■ TASK TO CARRY OUT: Only the number is wanted: how many lines hold the word "知识图谱数量为"?

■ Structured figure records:

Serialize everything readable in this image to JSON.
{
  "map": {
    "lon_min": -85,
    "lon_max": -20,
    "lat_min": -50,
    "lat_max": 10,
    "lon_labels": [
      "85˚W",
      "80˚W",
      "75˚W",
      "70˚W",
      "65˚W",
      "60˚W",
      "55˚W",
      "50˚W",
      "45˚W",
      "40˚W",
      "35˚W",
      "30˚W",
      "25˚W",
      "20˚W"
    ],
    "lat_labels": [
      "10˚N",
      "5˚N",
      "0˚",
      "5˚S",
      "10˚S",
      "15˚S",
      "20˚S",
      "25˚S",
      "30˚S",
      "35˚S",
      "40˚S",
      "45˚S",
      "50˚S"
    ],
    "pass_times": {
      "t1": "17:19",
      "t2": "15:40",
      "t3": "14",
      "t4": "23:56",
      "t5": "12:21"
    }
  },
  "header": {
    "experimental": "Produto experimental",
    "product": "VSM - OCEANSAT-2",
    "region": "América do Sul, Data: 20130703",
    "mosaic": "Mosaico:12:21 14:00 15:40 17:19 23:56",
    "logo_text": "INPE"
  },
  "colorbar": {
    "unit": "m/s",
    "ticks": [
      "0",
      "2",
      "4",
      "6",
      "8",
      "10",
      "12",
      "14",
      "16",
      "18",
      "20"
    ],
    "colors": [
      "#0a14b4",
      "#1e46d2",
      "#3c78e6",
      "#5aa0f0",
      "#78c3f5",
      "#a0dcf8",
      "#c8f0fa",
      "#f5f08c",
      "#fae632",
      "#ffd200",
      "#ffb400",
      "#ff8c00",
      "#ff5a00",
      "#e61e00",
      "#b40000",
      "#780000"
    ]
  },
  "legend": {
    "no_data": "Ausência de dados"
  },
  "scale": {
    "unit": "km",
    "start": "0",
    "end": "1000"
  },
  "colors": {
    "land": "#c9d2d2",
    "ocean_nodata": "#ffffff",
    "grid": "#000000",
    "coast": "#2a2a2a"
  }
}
==
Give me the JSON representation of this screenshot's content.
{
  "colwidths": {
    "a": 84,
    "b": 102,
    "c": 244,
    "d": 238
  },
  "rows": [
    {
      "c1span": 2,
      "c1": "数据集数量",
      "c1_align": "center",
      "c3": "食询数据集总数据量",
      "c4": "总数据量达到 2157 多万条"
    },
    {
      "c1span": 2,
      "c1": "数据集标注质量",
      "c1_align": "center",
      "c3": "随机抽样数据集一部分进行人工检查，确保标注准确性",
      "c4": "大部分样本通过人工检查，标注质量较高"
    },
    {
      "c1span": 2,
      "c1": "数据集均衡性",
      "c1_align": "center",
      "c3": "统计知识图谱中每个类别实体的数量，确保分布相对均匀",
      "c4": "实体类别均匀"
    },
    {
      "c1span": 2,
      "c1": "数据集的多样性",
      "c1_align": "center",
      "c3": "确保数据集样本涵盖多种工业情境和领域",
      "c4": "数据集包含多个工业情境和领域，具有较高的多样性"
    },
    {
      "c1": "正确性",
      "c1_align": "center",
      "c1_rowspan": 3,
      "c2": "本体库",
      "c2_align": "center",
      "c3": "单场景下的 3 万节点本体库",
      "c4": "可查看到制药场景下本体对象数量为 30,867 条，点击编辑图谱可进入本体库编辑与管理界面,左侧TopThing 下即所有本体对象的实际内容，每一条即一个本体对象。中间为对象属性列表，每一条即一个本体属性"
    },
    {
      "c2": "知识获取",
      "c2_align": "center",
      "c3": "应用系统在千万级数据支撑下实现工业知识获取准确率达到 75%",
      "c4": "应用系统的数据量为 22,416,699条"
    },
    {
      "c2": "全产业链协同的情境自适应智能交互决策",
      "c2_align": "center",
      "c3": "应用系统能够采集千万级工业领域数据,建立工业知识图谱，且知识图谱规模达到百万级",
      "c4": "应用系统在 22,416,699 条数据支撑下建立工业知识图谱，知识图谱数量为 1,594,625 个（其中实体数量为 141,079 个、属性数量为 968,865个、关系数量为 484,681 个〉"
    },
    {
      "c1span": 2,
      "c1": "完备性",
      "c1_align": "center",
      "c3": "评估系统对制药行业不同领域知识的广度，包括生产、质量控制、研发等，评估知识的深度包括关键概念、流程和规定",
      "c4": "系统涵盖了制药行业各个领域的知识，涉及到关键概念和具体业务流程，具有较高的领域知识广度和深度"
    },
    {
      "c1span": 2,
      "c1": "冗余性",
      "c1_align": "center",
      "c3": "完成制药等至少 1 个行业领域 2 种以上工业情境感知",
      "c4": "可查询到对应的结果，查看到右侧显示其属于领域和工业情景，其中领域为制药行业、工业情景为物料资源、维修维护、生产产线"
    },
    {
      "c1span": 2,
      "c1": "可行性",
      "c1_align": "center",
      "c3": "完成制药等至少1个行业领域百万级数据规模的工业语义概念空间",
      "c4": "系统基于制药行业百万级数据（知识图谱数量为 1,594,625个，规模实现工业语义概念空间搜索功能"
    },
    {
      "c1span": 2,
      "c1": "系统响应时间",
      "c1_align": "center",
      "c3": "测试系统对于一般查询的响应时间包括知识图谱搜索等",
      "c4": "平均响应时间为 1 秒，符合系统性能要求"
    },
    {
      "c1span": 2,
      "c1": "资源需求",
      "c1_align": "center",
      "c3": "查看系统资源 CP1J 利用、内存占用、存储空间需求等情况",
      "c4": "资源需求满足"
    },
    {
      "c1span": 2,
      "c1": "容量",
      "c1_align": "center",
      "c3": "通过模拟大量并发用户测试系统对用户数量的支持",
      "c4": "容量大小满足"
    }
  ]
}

■ SOLVED EXERCISE: 2